Leave out the pictures and copy everything else below exactly.

:: The input ::

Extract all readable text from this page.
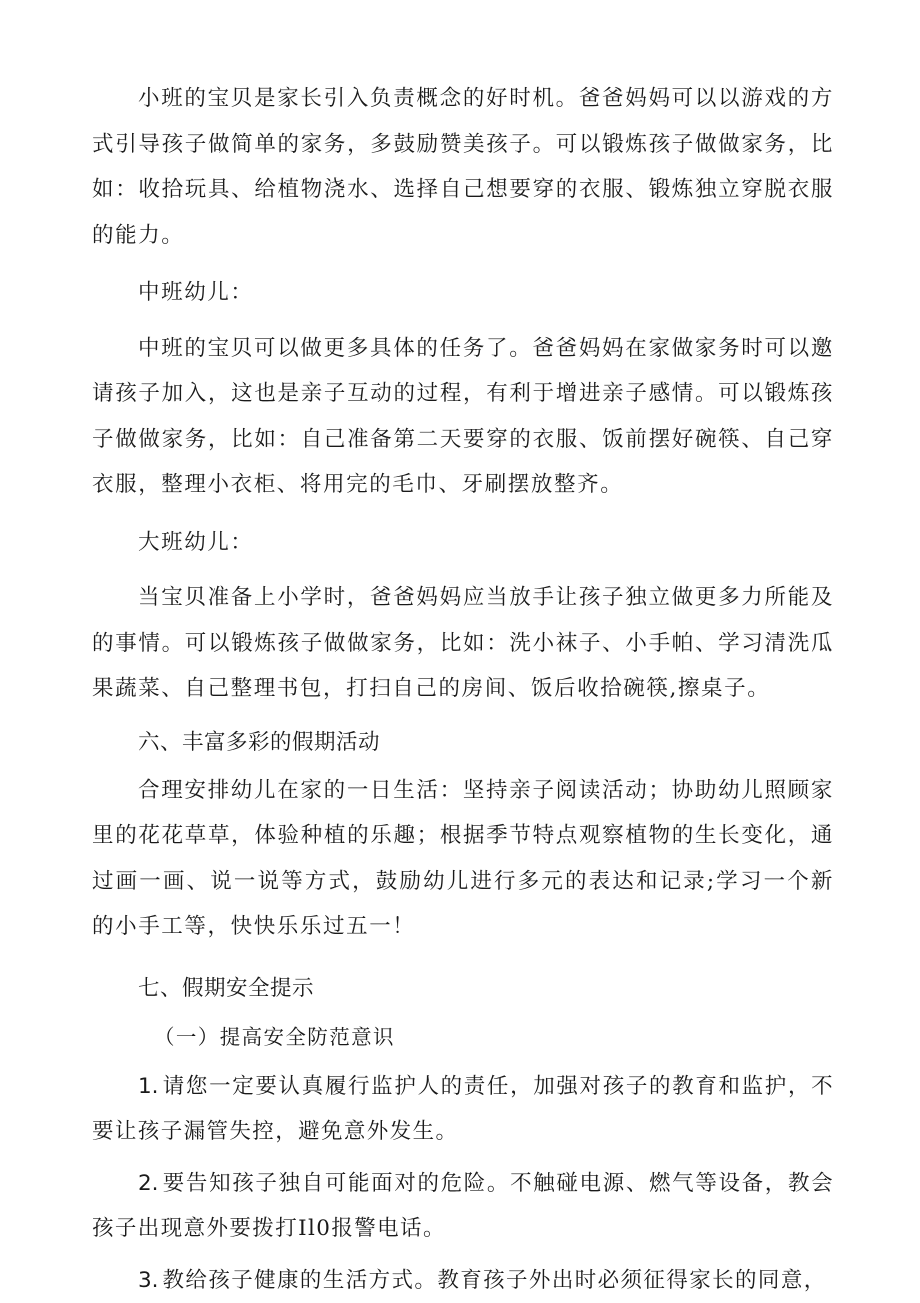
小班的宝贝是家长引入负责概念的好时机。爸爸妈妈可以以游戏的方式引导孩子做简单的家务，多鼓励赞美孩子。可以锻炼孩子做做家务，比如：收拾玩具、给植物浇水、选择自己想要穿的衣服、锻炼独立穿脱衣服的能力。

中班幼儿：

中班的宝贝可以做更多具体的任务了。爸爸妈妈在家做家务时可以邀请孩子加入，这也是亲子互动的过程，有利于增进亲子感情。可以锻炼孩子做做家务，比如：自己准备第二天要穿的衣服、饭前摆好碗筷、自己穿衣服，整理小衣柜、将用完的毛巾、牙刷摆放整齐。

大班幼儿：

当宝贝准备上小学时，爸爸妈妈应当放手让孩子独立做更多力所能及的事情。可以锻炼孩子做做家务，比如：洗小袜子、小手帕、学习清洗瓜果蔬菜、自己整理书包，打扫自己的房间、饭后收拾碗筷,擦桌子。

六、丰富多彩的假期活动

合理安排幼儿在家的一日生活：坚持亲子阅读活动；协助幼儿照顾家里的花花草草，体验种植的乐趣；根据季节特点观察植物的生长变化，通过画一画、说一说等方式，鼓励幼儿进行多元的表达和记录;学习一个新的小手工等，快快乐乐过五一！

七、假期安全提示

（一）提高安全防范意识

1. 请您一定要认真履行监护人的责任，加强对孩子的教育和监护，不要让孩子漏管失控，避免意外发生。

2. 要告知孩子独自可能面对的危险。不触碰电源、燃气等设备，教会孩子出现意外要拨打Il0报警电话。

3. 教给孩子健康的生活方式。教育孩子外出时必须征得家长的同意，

:::

-- Worked answer --
Extract all readable text from this page.
小班的宝贝是家长引入负责概念的好时机。爸爸妈妈可以以游戏的方式引导孩子做简单的家务，多鼓励赞美孩子。可以锻炼孩子做做家务，比如：收拾玩具、给植物浇水、选择自己想要穿的衣服、锻炼独立穿脱衣服的能力。

中班幼儿：

中班的宝贝可以做更多具体的任务了。爸爸妈妈在家做家务时可以邀请孩子加入，这也是亲子互动的过程，有利于增进亲子感情。可以锻炼孩子做做家务，比如：自己准备第二天要穿的衣服、饭前摆好碗筷、自己穿衣服，整理小衣柜、将用完的毛巾、牙刷摆放整齐。

大班幼儿：

当宝贝准备上小学时，爸爸妈妈应当放手让孩子独立做更多力所能及的事情。可以锻炼孩子做做家务，比如：洗小袜子、小手帕、学习清洗瓜果蔬菜、自己整理书包，打扫自己的房间、饭后收拾碗筷,擦桌子。

六、丰富多彩的假期活动

合理安排幼儿在家的一日生活：坚持亲子阅读活动；协助幼儿照顾家里的花花草草，体验种植的乐趣；根据季节特点观察植物的生长变化，通过画一画、说一说等方式，鼓励幼儿进行多元的表达和记录;学习一个新的小手工等，快快乐乐过五一！

七、假期安全提示

（一）提高安全防范意识

1. 请您一定要认真履行监护人的责任，加强对孩子的教育和监护，不要让孩子漏管失控，避免意外发生。

2. 要告知孩子独自可能面对的危险。不触碰电源、燃气等设备，教会孩子出现意外要拨打Il0报警电话。

3. 教给孩子健康的生活方式。教育孩子外出时必须征得家长的同意，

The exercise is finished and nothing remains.